**Given instruction**
Output the material below in its entirety, exactly as given.
━━ Raw data ━━
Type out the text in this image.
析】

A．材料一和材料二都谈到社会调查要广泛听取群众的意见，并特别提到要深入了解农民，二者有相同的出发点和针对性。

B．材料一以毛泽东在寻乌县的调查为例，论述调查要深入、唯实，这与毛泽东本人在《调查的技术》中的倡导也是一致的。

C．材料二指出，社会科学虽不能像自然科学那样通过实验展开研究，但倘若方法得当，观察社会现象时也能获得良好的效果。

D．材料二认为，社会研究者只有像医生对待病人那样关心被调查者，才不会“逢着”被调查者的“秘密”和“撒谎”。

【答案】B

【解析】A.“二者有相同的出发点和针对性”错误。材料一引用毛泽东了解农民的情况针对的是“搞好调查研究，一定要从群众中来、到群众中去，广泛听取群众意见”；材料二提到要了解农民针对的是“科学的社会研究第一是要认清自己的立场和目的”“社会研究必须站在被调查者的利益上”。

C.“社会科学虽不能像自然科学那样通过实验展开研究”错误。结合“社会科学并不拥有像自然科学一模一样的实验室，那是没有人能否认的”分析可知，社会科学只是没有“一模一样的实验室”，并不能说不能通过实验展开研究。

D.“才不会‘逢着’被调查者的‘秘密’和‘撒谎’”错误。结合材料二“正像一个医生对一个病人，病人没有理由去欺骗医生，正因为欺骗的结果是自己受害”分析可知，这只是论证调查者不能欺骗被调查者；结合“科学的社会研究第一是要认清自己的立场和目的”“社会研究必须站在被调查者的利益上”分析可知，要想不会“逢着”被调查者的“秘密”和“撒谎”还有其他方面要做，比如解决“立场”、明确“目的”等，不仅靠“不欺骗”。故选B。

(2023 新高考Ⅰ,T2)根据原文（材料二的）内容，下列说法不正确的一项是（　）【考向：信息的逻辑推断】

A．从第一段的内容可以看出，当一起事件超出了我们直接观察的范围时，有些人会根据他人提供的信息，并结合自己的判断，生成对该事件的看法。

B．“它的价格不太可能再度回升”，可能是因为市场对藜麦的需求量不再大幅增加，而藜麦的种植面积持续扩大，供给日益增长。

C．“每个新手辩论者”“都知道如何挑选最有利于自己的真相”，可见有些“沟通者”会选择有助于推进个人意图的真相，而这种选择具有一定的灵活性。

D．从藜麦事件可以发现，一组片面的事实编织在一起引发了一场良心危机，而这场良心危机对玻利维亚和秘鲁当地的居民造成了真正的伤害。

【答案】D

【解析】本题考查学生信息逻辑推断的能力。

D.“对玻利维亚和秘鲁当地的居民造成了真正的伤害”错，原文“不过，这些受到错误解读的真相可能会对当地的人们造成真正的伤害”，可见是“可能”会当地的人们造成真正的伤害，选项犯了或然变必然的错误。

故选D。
━━━
**Task result**
Type out the text in this image.
析】

A．材料一和材料二都谈到社会调查要广泛听取群众的意见，并特别提到要深入了解农民，二者有相同的出发点和针对性。

B．材料一以毛泽东在寻乌县的调查为例，论述调查要深入、唯实，这与毛泽东本人在《调查的技术》中的倡导也是一致的。

C．材料二指出，社会科学虽不能像自然科学那样通过实验展开研究，但倘若方法得当，观察社会现象时也能获得良好的效果。

D．材料二认为，社会研究者只有像医生对待病人那样关心被调查者，才不会“逢着”被调查者的“秘密”和“撒谎”。

【答案】B

【解析】A.“二者有相同的出发点和针对性”错误。材料一引用毛泽东了解农民的情况针对的是“搞好调查研究，一定要从群众中来、到群众中去，广泛听取群众意见”；材料二提到要了解农民针对的是“科学的社会研究第一是要认清自己的立场和目的”“社会研究必须站在被调查者的利益上”。

C.“社会科学虽不能像自然科学那样通过实验展开研究”错误。结合“社会科学并不拥有像自然科学一模一样的实验室，那是没有人能否认的”分析可知，社会科学只是没有“一模一样的实验室”，并不能说不能通过实验展开研究。

D.“才不会‘逢着’被调查者的‘秘密’和‘撒谎’”错误。结合材料二“正像一个医生对一个病人，病人没有理由去欺骗医生，正因为欺骗的结果是自己受害”分析可知，这只是论证调查者不能欺骗被调查者；结合“科学的社会研究第一是要认清自己的立场和目的”“社会研究必须站在被调查者的利益上”分析可知，要想不会“逢着”被调查者的“秘密”和“撒谎”还有其他方面要做，比如解决“立场”、明确“目的”等，不仅靠“不欺骗”。故选B。

(2023 新高考Ⅰ,T2)根据原文（材料二的）内容，下列说法不正确的一项是（　）【考向：信息的逻辑推断】

A．从第一段的内容可以看出，当一起事件超出了我们直接观察的范围时，有些人会根据他人提供的信息，并结合自己的判断，生成对该事件的看法。

B．“它的价格不太可能再度回升”，可能是因为市场对藜麦的需求量不再大幅增加，而藜麦的种植面积持续扩大，供给日益增长。

C．“每个新手辩论者”“都知道如何挑选最有利于自己的真相”，可见有些“沟通者”会选择有助于推进个人意图的真相，而这种选择具有一定的灵活性。

D．从藜麦事件可以发现，一组片面的事实编织在一起引发了一场良心危机，而这场良心危机对玻利维亚和秘鲁当地的居民造成了真正的伤害。

【答案】D

【解析】本题考查学生信息逻辑推断的能力。

D.“对玻利维亚和秘鲁当地的居民造成了真正的伤害”错，原文“不过，这些受到错误解读的真相可能会对当地的人们造成真正的伤害”，可见是“可能”会当地的人们造成真正的伤害，选项犯了或然变必然的错误。

故选D。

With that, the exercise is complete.